#### Written task:
How many lines in the entries below include the string "prevención"? Answer with the number only.

#### Raw data:
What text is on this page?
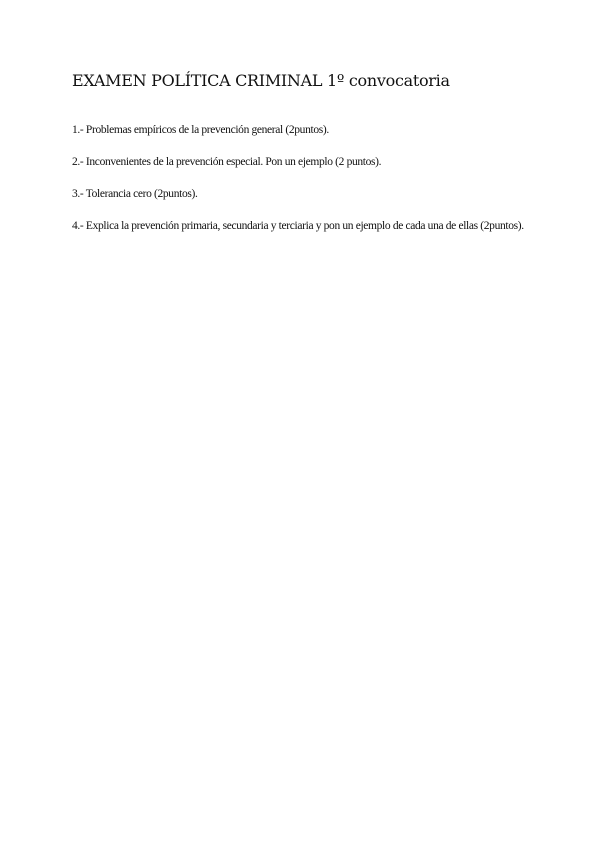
EXAMEN POLÍTICA CRIMINAL 1º convocatoria
1.- Problemas empíricos de la prevención general (2puntos).
2.- Inconvenientes de la prevención especial. Pon un ejemplo (2 puntos).
3.- Tolerancia cero (2puntos).
4.- Explica la prevención primaria, secundaria y terciaria y pon un ejemplo de cada una de ellas (2puntos).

#### Solution to this task:
3